Stored records:

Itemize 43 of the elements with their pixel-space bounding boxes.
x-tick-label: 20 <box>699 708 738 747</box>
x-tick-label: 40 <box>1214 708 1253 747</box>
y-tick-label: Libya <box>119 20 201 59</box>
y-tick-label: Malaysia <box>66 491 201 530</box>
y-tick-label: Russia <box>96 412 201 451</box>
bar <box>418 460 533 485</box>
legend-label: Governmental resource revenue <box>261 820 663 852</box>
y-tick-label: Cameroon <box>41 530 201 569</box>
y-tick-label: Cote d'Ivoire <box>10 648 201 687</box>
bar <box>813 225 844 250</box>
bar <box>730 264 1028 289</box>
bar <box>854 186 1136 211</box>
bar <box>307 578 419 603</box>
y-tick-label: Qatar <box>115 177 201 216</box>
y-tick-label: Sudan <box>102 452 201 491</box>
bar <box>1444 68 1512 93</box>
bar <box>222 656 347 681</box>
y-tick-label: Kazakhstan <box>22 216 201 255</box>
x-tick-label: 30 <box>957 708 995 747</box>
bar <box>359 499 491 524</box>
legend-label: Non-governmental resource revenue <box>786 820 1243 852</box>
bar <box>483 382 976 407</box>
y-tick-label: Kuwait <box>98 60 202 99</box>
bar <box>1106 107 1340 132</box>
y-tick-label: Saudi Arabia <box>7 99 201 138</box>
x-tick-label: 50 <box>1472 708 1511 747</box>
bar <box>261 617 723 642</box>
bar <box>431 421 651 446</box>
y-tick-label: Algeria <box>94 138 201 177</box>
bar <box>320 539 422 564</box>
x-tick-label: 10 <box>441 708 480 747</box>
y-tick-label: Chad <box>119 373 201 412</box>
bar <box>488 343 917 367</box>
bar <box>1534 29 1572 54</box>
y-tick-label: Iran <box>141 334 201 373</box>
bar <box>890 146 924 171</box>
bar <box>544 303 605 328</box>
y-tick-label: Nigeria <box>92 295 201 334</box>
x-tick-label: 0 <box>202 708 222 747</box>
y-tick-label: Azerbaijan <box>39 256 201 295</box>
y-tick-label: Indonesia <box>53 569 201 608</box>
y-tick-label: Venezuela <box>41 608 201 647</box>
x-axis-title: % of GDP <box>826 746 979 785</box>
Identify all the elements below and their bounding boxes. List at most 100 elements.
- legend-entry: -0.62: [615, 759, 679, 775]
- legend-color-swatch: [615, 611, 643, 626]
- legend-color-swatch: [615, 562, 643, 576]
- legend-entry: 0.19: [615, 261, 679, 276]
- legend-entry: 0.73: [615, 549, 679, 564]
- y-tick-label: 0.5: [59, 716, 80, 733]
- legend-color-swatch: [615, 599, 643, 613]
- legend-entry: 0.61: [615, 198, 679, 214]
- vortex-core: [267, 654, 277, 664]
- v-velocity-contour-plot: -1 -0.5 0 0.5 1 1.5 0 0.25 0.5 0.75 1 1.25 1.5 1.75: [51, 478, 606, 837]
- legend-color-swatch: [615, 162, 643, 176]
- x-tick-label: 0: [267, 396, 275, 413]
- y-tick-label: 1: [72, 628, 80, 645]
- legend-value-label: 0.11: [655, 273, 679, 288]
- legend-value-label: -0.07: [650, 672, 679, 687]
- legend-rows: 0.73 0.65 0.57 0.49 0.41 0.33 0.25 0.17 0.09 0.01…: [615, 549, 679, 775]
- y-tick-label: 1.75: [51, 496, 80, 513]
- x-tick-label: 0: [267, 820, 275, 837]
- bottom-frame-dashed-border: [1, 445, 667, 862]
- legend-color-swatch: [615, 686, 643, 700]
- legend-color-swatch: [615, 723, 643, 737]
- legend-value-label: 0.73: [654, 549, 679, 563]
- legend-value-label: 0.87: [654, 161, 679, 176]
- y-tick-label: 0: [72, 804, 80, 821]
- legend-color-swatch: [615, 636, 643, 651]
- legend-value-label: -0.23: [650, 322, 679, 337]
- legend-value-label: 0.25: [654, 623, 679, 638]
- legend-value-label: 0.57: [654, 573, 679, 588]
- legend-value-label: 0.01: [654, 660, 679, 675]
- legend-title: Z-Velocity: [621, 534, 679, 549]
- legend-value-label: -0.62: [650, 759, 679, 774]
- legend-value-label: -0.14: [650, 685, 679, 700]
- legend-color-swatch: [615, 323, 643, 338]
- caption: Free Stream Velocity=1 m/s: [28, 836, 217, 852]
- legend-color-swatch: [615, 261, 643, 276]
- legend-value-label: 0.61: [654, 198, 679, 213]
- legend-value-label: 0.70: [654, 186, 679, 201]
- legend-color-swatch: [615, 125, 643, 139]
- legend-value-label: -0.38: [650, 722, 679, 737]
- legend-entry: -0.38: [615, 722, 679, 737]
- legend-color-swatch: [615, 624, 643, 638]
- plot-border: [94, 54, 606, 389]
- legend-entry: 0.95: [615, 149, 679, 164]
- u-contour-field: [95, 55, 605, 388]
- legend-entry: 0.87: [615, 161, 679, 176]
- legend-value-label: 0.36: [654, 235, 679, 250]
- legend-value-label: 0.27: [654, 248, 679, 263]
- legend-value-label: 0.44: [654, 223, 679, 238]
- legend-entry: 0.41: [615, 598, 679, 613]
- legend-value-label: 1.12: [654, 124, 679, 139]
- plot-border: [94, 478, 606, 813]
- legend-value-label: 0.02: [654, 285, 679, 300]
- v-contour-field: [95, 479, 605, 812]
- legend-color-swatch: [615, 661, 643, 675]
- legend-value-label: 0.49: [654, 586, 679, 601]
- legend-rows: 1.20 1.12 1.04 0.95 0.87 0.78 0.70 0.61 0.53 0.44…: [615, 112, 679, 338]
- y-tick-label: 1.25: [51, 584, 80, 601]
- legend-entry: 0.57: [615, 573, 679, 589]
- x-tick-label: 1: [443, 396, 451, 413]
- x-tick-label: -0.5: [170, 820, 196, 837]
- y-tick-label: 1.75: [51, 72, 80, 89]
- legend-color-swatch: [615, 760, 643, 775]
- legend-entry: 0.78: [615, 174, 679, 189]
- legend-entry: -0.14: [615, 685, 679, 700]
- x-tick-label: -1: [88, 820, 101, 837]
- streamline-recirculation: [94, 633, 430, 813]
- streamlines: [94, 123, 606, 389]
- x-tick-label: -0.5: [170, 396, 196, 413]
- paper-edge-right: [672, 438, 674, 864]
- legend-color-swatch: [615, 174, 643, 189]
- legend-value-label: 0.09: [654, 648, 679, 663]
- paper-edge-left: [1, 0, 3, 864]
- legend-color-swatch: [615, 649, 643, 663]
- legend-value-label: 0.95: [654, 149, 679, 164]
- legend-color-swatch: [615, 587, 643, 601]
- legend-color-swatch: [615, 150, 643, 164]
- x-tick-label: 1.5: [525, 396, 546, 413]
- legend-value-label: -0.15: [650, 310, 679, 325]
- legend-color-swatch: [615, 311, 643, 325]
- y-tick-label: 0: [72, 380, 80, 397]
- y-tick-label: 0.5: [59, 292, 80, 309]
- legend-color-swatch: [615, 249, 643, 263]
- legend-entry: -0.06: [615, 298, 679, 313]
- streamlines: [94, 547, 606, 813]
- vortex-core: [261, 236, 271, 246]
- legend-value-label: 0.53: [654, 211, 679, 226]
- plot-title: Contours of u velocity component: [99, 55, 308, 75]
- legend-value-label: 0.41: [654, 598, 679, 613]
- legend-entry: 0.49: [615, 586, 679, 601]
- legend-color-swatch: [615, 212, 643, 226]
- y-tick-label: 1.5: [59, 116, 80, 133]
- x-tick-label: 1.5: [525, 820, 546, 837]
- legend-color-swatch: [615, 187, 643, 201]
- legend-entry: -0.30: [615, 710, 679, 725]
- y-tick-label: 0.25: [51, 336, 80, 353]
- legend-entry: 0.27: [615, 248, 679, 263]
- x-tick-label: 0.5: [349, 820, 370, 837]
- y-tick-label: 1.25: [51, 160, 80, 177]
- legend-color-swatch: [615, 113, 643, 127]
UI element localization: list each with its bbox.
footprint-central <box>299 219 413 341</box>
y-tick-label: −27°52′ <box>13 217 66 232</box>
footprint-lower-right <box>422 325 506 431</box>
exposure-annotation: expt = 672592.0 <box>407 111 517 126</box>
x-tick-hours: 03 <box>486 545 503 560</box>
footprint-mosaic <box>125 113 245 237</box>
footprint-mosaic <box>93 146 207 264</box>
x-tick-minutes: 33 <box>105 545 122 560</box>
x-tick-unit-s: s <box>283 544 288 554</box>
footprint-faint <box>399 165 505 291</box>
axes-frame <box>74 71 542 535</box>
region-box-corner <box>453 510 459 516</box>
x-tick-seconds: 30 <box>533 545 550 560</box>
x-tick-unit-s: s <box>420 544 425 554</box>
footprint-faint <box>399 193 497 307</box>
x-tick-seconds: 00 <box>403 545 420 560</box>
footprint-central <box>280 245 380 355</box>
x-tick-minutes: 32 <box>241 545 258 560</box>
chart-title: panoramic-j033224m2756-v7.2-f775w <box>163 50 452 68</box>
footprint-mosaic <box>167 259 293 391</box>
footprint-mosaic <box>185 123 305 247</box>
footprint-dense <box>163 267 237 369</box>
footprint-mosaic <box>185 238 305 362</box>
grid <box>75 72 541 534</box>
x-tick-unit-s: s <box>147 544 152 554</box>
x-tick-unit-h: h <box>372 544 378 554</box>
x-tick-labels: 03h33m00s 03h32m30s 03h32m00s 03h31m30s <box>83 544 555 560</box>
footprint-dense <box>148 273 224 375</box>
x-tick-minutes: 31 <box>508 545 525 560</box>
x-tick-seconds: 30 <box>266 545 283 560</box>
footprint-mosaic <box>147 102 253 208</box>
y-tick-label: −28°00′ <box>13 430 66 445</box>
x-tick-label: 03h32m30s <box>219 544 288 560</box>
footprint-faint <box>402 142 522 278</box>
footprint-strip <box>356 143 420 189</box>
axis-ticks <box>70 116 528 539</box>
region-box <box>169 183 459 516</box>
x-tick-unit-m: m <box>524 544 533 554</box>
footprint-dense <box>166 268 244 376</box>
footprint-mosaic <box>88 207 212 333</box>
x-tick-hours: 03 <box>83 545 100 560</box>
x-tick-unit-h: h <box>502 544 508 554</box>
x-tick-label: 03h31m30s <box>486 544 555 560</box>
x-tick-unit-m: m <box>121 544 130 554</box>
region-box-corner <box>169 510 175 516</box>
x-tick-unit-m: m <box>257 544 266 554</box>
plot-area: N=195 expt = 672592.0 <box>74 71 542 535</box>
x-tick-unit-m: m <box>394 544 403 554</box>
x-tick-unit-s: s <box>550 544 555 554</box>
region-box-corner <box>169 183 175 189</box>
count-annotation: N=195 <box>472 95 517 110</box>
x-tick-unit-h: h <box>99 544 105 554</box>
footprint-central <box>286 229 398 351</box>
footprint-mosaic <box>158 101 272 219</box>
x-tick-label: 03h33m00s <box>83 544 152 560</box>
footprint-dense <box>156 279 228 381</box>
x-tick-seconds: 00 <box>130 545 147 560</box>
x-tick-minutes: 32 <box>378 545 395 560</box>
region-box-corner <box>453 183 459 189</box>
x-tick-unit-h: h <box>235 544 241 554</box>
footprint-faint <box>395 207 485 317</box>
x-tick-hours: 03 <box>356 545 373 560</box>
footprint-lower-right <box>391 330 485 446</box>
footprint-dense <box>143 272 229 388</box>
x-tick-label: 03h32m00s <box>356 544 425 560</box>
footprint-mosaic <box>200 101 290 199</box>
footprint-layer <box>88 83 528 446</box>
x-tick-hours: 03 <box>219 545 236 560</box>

Task directions:
Reproduce everything from the beginning of the material down to and including the line containing "y-tick-label: Cameroon <box>41", with no alterations.

Answer to this task:
Itemize 43 of the elements with their pixel-space bounding boxes.
x-tick-label: 20 <box>699 708 738 747</box>
x-tick-label: 40 <box>1214 708 1253 747</box>
y-tick-label: Libya <box>119 20 201 59</box>
y-tick-label: Malaysia <box>66 491 201 530</box>
y-tick-label: Russia <box>96 412 201 451</box>
bar <box>418 460 533 485</box>
legend-label: Governmental resource revenue <box>261 820 663 852</box>
y-tick-label: Cameroon <box>41 530 201 569</box>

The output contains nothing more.